▶ _Direction_:
Show every line that has the string "تفسير" in it.
[Record extracts start]
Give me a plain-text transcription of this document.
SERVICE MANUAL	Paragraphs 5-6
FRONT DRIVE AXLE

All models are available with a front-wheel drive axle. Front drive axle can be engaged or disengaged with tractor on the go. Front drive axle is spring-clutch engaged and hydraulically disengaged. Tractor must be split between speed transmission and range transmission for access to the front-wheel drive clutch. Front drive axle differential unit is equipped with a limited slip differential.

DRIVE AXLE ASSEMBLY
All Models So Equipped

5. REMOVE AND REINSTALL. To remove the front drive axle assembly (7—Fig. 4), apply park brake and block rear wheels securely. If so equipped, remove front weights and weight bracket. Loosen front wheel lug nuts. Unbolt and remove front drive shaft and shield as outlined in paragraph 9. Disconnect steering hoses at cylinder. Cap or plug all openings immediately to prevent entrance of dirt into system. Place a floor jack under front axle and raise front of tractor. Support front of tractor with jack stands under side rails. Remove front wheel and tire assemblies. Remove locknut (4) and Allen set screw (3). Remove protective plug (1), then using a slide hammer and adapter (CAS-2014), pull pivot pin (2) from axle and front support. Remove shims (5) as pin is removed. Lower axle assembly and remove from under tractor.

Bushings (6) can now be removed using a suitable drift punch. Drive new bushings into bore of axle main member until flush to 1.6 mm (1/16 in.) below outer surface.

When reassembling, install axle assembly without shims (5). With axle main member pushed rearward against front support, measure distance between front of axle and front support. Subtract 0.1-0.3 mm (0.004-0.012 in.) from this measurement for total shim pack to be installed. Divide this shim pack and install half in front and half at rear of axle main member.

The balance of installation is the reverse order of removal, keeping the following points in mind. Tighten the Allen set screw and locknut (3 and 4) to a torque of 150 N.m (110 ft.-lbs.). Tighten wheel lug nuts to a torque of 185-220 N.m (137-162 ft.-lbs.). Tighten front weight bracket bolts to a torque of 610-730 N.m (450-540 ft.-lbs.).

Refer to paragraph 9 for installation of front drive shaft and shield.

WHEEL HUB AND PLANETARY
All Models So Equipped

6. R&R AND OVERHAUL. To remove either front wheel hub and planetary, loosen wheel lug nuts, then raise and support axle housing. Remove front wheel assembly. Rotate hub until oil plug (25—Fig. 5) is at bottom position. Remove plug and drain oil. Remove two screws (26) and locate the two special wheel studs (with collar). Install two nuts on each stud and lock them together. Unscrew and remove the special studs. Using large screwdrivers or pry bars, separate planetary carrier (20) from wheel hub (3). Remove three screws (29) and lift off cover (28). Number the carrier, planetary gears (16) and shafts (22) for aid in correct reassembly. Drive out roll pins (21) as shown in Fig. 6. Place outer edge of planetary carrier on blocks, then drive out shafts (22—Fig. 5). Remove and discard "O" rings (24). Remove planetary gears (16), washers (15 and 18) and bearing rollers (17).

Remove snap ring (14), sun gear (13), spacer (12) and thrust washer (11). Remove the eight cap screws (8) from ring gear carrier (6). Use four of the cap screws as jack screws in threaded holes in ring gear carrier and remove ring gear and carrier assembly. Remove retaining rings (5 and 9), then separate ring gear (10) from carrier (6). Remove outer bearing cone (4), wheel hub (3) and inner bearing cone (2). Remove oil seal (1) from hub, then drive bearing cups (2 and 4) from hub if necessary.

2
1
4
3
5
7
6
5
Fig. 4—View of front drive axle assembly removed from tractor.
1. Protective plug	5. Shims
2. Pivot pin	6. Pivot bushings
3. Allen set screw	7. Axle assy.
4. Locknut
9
[Record extracts end]
[Record extracts start]
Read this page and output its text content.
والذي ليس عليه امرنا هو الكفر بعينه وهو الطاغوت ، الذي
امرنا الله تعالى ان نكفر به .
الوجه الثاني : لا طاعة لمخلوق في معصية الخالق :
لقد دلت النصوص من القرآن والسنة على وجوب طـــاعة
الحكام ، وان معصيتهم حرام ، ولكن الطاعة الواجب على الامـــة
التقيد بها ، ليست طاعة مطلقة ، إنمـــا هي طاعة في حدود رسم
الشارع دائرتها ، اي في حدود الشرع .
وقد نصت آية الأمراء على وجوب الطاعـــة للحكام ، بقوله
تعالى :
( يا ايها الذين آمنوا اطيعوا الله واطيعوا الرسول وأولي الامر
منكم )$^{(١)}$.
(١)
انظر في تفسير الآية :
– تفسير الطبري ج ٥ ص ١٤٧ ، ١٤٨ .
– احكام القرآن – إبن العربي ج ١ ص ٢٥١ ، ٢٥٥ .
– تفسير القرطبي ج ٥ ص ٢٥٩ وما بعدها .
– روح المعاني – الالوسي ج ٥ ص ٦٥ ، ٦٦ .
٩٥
[Record extracts end]
▶ _Exercise solution_:
انظر في تفسير الآية :
– تفسير الطبري ج ٥ ص ١٤٧ ، ١٤٨ .
– تفسير القرطبي ج ٥ ص ٢٥٩ وما بعدها .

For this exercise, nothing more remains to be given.